-- Goal --
Identify each line containing the word "place" and copy it.

-- Data supplied --

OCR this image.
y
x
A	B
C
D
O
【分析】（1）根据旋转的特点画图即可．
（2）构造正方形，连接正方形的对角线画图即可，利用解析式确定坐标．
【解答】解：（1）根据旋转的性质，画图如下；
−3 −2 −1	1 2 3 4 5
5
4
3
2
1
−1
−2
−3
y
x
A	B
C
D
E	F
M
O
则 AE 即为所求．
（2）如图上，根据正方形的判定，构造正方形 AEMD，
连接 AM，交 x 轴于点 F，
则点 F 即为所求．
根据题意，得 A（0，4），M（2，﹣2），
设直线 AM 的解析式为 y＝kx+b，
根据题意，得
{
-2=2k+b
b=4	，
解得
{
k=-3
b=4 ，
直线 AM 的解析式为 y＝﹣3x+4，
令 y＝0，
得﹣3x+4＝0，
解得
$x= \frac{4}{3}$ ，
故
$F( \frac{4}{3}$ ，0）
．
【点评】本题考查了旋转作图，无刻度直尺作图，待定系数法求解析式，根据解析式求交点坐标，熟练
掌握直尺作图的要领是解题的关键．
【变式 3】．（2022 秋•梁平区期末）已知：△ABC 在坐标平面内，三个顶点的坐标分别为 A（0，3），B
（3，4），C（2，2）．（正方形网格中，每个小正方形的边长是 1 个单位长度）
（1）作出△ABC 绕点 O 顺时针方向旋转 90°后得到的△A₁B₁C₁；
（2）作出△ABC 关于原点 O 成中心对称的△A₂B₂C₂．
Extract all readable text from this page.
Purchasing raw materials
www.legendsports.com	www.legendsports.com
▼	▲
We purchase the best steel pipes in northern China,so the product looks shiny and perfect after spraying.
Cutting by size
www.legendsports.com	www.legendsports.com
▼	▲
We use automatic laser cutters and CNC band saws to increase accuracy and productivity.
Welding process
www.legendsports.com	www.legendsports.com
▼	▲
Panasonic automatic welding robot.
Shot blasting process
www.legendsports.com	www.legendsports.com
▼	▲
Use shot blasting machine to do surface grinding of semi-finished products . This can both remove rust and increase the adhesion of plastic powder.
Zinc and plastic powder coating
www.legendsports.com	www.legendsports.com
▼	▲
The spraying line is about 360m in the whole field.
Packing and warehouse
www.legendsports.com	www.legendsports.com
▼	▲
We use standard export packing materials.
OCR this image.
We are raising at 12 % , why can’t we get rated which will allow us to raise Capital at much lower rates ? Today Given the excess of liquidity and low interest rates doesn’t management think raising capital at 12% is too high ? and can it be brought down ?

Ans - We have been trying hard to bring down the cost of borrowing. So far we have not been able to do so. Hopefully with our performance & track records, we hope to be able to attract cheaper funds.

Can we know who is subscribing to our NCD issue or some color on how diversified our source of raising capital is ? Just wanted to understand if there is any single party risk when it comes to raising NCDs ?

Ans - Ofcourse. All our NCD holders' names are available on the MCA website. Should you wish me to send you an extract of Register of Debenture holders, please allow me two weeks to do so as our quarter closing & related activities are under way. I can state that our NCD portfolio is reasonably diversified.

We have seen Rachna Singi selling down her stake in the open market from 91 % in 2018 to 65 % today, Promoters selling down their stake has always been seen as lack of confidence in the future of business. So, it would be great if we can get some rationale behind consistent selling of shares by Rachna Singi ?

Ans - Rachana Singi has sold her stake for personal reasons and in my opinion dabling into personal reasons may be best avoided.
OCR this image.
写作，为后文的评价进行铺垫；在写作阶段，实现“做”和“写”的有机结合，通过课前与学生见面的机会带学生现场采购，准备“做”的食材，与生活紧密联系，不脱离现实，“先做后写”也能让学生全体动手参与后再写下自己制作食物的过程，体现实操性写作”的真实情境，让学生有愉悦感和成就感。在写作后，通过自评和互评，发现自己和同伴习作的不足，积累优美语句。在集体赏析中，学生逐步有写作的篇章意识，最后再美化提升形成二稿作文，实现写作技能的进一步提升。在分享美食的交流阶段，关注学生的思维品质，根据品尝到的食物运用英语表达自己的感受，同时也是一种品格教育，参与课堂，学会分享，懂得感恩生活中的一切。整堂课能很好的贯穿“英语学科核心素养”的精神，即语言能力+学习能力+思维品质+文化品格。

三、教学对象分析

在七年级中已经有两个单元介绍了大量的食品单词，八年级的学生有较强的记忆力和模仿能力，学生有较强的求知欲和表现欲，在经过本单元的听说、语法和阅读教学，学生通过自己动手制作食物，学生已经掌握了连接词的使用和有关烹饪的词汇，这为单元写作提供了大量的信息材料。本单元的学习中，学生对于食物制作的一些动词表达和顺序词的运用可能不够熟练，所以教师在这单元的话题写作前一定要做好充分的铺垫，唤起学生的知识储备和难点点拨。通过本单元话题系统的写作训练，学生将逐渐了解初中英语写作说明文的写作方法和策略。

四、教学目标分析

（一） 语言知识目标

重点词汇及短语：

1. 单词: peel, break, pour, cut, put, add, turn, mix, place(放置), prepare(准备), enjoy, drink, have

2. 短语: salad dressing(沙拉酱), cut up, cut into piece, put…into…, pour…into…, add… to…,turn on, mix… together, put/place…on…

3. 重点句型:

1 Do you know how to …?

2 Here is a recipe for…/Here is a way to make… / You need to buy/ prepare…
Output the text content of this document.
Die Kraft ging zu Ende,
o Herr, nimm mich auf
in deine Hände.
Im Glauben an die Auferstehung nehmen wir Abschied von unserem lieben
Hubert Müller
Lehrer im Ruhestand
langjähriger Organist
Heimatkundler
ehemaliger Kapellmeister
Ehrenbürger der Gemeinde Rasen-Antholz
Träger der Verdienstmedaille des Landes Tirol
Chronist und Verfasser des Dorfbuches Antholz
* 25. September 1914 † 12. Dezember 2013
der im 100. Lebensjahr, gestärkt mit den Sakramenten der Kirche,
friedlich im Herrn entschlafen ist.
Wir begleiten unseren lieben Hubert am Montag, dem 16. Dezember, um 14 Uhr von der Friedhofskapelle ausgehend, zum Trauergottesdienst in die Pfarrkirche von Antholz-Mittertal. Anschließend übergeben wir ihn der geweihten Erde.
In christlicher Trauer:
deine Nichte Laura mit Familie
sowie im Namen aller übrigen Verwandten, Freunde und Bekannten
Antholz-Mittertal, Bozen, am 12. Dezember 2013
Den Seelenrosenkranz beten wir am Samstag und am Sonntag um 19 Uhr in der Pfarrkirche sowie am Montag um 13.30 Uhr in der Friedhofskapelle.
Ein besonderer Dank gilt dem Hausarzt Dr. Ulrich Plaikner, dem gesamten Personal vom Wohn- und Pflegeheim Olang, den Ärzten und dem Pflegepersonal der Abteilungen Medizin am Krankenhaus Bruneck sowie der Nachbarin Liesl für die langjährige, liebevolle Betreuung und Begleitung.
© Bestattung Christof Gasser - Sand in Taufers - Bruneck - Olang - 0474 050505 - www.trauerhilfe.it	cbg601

-- Response to the exercise --
1. 单词: peel, break, pour, cut, put, add, turn, mix, place(放置), prepare(准备), enjoy, drink, have
2. 短语: salad dressing(沙拉酱), cut up, cut into piece, put…into…, pour…into…, add… to…,turn on, mix… together, put/place…on…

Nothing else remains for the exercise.